## WRITTEN PROBLEM
Copy out all the lines in the records that include the word "into".

--- START OF ENTRIES SUPPLIED ---

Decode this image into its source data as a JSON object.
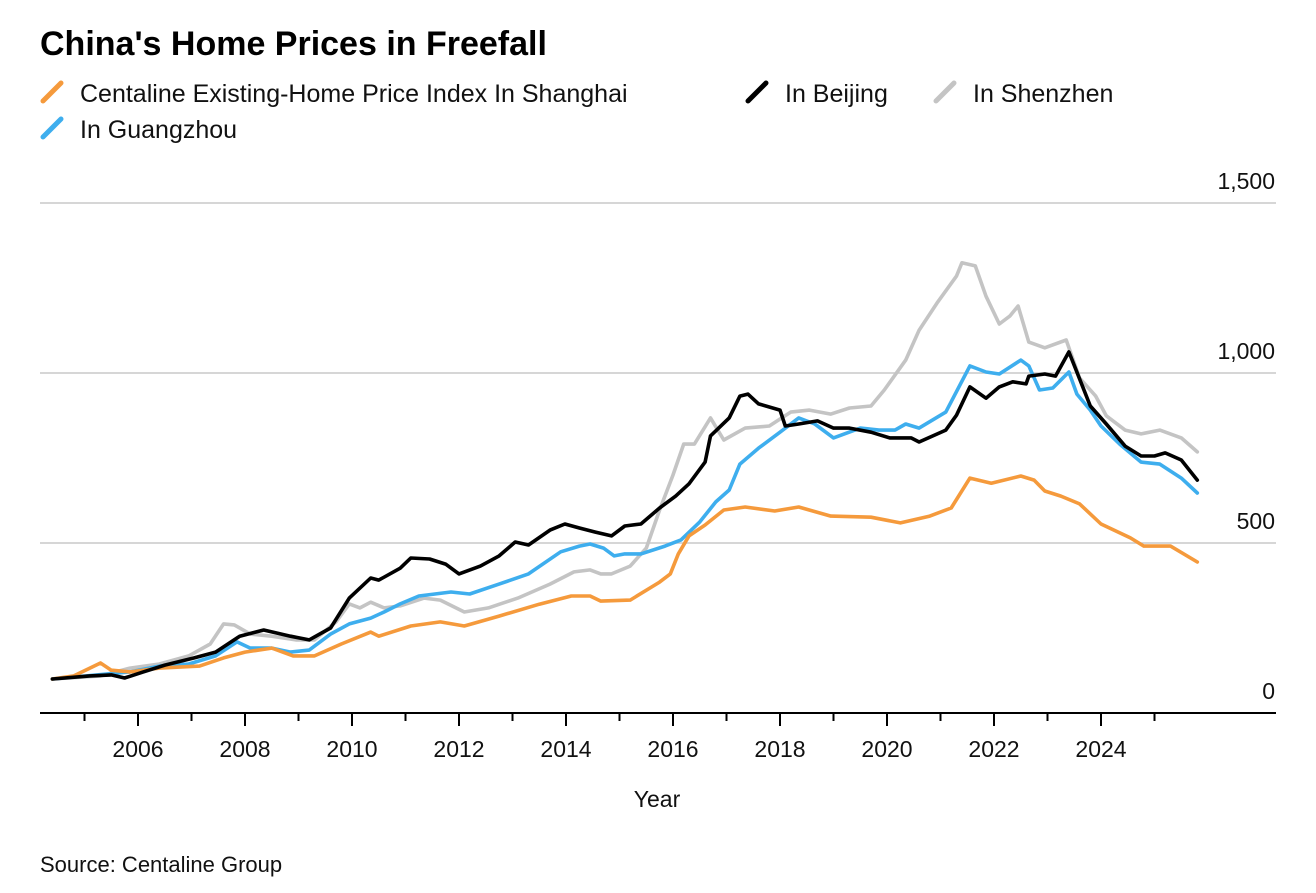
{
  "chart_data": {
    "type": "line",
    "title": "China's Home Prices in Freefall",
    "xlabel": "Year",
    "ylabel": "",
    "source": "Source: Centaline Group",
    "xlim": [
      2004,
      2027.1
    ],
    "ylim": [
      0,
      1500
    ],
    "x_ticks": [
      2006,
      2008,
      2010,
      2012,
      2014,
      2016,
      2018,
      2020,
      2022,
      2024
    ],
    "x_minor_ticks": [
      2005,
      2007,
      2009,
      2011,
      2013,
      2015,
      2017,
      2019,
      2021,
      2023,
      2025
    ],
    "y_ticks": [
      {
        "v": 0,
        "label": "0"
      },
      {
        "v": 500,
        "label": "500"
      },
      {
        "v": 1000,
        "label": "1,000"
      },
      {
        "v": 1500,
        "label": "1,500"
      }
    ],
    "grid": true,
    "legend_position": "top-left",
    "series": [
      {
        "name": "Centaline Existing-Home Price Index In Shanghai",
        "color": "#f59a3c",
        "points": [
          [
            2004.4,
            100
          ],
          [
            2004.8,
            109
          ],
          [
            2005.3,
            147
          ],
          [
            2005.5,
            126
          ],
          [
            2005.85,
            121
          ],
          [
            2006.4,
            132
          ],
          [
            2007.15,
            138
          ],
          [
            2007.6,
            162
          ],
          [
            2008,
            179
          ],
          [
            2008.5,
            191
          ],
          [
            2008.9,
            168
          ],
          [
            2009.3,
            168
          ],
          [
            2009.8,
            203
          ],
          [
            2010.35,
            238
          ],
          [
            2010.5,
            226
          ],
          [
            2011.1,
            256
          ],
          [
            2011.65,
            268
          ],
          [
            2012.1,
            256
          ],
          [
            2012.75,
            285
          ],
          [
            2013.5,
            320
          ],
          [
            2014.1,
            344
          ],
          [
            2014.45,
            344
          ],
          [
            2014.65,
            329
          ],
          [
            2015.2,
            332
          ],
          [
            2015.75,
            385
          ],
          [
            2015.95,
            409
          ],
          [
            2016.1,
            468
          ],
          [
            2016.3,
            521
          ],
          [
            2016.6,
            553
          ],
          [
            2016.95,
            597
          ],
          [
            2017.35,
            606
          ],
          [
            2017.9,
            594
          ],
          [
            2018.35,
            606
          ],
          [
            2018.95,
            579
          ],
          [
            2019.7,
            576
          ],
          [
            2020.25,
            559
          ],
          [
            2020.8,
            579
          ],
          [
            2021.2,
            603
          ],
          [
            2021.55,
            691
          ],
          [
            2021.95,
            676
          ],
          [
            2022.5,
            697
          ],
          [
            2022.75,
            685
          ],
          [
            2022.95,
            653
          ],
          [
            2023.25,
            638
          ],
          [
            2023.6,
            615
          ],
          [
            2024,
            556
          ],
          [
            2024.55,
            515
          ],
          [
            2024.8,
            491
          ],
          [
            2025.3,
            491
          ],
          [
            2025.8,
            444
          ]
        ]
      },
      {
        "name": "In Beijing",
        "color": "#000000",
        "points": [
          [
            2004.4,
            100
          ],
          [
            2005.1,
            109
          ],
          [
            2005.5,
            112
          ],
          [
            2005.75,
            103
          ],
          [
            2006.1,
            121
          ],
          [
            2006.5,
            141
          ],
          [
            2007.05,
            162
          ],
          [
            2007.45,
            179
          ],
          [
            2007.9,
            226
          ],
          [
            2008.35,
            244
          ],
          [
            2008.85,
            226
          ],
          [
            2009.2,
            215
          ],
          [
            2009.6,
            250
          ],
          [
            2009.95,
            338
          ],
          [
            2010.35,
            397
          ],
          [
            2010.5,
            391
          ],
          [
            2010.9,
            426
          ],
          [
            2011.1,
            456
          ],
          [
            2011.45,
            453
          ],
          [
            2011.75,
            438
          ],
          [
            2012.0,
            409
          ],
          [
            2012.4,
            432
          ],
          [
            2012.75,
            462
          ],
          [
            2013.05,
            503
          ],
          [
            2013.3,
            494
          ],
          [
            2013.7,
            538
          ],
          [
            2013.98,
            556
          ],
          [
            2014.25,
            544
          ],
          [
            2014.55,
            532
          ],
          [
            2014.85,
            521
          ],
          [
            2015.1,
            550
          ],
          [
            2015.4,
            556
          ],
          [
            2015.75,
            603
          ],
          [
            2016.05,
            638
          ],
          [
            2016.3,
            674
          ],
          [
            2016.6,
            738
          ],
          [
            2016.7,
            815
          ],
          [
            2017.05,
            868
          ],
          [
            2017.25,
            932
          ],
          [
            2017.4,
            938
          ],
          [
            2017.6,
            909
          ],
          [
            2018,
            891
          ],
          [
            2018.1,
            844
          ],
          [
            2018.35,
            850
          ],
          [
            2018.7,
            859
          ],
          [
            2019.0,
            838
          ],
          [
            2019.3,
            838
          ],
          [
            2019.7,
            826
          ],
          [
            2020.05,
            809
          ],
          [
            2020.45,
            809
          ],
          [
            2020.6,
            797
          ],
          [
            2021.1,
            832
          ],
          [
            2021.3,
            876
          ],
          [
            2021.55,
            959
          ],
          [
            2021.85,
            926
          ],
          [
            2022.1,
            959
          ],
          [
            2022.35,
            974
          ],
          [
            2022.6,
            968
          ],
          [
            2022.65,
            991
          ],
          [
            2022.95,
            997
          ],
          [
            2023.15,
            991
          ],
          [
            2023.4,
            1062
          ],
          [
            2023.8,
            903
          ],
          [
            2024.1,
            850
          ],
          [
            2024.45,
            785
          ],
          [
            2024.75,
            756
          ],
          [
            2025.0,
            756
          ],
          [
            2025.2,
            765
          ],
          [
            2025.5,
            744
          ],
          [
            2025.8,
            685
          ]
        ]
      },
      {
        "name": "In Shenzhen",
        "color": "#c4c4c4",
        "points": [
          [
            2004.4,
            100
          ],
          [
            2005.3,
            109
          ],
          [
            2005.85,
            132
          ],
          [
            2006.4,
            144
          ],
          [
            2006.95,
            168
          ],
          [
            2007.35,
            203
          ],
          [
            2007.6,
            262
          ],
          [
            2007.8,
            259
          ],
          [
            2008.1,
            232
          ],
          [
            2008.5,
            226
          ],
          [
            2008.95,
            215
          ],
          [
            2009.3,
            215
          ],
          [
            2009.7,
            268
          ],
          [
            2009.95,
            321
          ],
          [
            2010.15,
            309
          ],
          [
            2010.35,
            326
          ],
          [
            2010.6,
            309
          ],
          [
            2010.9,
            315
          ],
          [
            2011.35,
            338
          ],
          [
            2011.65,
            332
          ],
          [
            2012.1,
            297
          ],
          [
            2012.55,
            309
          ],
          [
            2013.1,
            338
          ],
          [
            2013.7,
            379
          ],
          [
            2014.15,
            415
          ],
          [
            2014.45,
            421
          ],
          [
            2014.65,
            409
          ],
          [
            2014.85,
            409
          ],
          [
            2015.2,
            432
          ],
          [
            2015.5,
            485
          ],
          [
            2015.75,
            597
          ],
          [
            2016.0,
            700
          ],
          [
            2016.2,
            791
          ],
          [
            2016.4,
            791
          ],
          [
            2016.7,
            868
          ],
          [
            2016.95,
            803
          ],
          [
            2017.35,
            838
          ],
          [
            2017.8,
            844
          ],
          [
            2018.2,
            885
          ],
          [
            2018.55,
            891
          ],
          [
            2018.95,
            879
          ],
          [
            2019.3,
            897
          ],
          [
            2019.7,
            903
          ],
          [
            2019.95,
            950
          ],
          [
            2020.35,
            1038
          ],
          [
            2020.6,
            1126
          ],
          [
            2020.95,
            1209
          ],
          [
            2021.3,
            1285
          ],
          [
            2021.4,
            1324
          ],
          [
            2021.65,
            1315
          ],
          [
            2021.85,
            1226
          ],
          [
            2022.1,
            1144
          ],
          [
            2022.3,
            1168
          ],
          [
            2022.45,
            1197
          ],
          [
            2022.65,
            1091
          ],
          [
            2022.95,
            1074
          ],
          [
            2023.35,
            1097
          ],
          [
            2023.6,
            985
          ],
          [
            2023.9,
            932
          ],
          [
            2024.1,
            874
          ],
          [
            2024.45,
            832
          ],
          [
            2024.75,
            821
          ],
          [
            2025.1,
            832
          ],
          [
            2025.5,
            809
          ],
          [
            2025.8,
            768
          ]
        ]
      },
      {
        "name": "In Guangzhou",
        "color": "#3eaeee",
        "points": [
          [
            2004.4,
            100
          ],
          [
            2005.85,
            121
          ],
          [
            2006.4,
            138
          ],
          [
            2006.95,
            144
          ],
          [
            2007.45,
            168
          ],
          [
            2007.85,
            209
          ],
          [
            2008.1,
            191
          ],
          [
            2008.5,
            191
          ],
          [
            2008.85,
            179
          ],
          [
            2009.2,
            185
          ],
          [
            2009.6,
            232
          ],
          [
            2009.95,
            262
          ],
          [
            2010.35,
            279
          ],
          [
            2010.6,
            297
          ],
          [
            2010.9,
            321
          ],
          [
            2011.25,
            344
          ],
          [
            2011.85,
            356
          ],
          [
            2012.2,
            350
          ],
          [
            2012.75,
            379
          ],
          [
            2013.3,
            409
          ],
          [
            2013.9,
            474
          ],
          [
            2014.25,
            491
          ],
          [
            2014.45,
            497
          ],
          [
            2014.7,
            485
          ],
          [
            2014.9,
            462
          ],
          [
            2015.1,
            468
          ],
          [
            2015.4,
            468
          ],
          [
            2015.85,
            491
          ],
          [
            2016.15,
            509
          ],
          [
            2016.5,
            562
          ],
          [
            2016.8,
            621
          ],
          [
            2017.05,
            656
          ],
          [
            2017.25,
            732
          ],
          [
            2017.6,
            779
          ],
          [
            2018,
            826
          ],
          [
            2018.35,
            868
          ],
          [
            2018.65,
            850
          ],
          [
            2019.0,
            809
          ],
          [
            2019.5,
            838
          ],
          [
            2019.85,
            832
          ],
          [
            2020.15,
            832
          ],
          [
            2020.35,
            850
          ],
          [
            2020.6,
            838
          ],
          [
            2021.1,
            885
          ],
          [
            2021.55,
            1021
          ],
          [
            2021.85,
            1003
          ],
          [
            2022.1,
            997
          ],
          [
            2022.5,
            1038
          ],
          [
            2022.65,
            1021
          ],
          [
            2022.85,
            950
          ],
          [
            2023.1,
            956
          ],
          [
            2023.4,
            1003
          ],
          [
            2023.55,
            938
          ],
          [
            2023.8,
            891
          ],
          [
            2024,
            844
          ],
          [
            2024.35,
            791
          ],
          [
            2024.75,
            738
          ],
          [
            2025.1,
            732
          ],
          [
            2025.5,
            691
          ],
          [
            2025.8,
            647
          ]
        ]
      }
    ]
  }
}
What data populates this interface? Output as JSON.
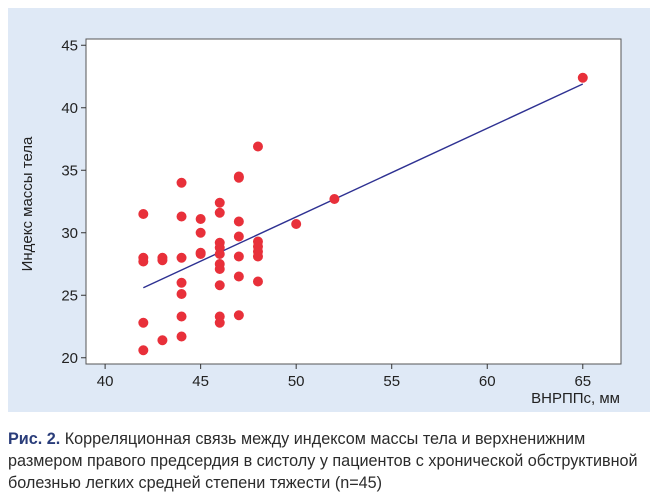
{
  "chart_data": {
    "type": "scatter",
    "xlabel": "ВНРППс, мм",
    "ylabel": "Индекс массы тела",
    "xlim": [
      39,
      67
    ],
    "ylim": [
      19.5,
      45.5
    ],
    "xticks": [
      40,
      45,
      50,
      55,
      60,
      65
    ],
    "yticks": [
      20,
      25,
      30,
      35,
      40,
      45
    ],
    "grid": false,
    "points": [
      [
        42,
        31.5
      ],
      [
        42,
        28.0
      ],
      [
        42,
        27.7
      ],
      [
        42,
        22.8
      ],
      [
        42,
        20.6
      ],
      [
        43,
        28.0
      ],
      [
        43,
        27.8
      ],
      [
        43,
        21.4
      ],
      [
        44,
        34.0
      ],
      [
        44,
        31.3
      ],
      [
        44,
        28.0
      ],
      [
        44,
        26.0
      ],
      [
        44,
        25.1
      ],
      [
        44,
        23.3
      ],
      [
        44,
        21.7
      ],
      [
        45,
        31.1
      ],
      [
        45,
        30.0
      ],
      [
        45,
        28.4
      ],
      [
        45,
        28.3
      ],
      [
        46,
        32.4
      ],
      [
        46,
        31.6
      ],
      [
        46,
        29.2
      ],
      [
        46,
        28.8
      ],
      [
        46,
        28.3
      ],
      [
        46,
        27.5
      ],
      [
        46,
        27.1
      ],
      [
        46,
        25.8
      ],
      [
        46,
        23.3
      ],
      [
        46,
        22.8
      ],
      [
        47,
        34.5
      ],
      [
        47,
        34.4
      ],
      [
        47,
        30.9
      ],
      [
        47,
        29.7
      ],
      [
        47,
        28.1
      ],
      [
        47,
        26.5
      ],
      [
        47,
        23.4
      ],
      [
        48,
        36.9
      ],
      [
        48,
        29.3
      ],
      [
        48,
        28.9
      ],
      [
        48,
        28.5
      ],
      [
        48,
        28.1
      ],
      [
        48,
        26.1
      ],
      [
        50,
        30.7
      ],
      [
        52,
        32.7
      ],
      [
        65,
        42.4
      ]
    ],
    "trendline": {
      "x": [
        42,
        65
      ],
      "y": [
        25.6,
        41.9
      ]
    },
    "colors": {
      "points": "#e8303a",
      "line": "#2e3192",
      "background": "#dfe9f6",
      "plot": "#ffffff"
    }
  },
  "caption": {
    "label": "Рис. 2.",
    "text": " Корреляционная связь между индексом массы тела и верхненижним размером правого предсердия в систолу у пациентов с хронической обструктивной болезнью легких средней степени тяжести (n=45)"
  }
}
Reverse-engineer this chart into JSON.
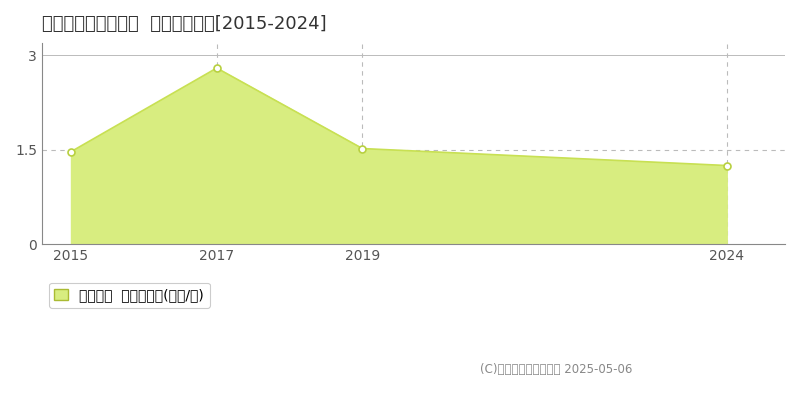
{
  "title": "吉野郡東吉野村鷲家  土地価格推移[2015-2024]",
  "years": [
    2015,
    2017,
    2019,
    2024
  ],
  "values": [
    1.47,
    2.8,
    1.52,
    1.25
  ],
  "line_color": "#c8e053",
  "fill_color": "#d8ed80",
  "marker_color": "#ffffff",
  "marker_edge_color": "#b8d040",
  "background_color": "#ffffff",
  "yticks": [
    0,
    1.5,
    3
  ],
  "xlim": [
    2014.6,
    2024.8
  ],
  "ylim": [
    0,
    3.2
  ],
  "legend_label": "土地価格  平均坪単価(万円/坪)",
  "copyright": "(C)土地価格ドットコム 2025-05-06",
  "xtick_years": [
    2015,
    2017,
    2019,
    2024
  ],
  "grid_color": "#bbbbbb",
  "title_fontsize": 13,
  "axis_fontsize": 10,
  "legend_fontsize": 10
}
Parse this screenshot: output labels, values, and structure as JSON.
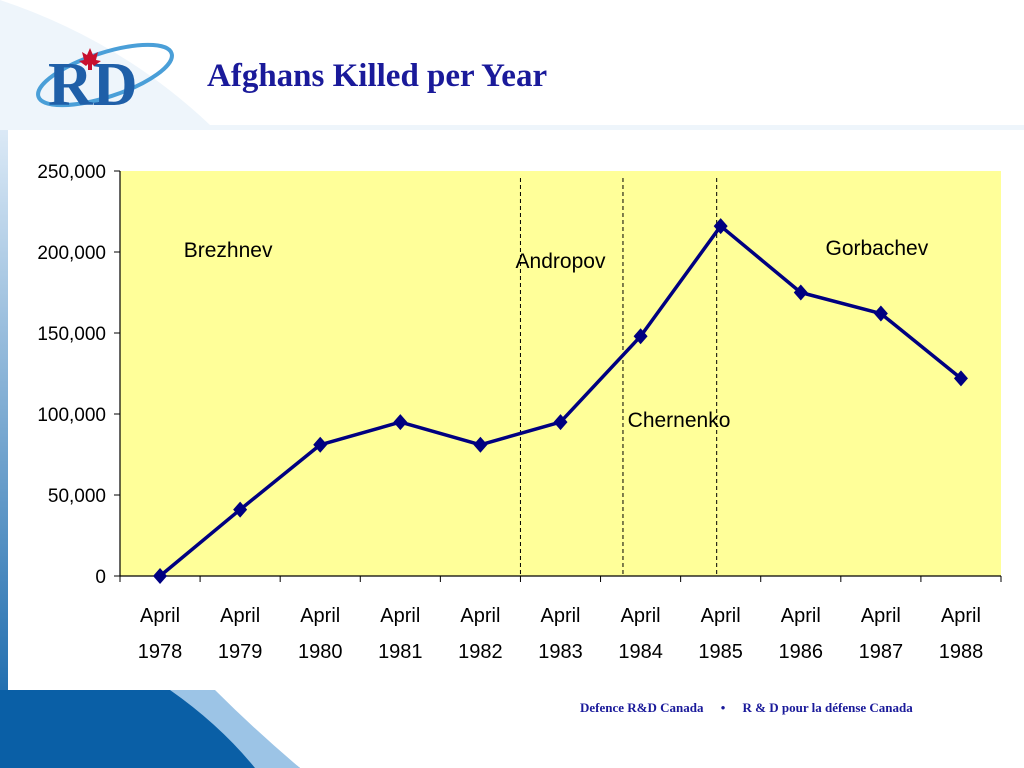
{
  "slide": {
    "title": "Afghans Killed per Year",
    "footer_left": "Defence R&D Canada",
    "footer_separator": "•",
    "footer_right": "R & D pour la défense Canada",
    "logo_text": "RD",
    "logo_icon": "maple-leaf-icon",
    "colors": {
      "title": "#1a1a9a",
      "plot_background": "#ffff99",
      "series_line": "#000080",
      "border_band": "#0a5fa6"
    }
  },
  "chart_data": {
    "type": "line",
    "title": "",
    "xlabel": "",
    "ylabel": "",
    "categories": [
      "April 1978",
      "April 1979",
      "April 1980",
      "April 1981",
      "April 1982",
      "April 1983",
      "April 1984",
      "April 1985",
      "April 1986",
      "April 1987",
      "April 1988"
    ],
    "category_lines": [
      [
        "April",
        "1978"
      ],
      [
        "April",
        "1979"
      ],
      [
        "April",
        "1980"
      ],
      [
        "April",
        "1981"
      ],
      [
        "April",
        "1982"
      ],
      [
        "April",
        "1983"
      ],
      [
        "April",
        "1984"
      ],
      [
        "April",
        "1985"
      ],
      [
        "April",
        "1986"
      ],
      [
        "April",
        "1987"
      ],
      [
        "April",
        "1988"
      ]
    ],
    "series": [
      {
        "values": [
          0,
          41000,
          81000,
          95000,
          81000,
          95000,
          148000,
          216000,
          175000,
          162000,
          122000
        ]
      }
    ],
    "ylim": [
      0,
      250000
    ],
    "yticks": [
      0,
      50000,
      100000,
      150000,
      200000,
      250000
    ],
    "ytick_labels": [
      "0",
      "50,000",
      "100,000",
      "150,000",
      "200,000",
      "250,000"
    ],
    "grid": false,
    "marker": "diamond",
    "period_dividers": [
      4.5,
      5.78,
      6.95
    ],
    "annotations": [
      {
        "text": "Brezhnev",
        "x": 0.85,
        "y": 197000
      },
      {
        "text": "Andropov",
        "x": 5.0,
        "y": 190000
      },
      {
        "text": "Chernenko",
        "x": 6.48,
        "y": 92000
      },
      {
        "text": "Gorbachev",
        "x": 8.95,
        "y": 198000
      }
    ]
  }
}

--- END OF ENTRIES SUPPLIED ---

## EXERCISE RESPONSE
Decode this image into its source data as a JSON object.
Reverse-engineer this chart into JSON.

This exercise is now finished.